**Required work:** Going through the entries below, count each line containing the word "overexpressing". Report the number only.

**Data for this task:**
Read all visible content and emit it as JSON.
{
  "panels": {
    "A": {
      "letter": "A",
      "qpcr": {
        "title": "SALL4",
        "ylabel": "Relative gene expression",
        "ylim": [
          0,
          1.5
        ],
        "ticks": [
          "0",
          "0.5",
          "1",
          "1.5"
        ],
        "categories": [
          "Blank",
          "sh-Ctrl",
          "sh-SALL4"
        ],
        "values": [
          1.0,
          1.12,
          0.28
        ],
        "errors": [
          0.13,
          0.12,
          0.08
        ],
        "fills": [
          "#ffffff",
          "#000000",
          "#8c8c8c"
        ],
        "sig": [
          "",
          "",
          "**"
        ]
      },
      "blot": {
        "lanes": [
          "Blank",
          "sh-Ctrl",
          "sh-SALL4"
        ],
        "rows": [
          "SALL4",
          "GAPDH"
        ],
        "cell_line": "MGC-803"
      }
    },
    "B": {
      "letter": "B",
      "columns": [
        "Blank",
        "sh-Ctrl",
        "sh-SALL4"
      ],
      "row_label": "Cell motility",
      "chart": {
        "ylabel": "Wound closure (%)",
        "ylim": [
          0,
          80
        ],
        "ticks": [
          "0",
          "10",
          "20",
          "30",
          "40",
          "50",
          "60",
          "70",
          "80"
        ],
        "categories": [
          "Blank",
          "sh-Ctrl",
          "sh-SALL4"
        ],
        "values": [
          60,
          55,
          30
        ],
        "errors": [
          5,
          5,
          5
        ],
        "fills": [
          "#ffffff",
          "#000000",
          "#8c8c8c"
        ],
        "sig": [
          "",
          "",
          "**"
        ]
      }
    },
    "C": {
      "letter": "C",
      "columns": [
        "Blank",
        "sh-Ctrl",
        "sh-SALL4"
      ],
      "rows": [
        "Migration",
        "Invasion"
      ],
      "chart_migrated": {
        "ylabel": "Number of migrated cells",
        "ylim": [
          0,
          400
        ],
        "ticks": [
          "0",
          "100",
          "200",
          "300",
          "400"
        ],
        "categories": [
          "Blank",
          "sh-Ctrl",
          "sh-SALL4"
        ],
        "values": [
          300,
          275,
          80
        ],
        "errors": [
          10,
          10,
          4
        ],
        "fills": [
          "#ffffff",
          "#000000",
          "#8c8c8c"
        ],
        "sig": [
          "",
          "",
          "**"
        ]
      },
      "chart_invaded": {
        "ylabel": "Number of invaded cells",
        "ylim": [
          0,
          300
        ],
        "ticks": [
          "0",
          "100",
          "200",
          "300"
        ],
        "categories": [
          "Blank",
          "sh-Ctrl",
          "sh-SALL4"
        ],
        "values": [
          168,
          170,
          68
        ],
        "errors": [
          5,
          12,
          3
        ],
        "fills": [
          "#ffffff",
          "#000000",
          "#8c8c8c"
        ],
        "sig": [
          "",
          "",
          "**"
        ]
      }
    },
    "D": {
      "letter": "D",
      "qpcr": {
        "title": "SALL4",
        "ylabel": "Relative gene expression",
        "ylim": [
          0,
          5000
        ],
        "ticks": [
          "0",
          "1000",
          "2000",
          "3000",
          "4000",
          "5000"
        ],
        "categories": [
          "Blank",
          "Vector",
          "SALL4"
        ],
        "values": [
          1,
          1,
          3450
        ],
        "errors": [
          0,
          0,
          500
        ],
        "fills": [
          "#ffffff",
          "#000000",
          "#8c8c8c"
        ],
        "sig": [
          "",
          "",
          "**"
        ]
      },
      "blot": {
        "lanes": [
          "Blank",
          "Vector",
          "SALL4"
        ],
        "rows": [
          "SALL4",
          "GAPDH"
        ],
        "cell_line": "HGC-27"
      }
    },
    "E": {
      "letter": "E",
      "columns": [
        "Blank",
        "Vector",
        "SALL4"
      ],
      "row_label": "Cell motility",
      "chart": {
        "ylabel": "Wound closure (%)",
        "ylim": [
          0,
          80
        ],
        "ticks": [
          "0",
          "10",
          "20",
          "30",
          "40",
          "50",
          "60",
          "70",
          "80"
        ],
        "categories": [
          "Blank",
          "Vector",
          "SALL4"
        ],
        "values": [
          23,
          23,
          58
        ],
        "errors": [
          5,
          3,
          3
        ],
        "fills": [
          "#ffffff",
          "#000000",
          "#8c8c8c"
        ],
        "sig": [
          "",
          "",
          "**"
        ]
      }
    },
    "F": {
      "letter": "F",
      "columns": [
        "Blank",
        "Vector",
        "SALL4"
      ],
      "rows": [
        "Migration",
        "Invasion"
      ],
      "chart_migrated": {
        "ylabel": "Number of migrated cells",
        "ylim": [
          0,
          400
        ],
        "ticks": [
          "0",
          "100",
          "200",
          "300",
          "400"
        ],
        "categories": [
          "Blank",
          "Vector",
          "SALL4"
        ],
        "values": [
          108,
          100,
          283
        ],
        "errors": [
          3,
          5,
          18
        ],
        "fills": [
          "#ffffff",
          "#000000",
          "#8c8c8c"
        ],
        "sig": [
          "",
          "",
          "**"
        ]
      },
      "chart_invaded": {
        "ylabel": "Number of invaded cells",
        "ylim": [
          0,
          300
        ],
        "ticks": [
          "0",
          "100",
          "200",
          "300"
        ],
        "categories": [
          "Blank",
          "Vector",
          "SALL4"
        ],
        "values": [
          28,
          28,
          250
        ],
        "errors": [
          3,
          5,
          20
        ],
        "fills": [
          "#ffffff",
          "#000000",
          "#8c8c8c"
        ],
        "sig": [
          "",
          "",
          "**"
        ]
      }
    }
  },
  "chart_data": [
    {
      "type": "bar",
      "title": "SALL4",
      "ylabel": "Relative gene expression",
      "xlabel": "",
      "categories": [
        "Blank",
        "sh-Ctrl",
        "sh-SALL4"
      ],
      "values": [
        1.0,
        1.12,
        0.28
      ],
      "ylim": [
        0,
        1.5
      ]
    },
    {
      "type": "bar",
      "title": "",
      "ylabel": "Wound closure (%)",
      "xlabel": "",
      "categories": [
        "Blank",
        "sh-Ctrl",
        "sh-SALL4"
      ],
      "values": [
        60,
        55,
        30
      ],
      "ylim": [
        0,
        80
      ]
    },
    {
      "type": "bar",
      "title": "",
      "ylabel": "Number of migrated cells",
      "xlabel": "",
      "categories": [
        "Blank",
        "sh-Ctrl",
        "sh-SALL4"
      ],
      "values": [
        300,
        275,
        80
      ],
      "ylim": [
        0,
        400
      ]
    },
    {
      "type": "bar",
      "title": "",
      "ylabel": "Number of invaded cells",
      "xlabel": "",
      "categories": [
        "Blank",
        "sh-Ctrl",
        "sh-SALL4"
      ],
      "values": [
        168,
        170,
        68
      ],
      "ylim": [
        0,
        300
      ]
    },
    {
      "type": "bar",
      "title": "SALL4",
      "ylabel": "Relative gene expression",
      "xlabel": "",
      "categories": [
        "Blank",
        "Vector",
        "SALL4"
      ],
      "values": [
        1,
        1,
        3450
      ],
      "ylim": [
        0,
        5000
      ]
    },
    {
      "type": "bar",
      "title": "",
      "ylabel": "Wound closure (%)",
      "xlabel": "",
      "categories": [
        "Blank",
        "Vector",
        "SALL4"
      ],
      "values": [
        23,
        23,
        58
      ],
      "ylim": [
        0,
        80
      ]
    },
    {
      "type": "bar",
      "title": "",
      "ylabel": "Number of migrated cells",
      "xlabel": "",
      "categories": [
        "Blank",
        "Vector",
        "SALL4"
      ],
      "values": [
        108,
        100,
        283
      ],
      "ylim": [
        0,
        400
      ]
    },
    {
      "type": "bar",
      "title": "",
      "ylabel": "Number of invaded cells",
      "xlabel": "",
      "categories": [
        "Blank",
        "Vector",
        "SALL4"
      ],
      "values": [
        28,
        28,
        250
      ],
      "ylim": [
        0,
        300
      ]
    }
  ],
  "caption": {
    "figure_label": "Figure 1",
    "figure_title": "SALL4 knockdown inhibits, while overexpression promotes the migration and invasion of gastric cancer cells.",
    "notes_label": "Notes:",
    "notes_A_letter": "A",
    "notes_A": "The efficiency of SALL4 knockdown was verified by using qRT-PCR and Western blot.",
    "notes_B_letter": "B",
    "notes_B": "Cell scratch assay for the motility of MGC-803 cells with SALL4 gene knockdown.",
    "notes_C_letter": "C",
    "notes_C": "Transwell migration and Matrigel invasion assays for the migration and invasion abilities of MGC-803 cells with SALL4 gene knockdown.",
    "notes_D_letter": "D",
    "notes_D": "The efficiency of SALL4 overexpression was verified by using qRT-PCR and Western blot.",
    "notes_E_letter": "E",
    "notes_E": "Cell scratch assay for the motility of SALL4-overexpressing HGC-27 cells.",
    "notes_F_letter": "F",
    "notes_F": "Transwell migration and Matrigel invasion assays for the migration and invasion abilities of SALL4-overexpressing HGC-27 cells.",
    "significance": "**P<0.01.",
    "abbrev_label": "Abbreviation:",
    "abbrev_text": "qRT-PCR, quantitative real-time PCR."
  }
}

**Written response:** 2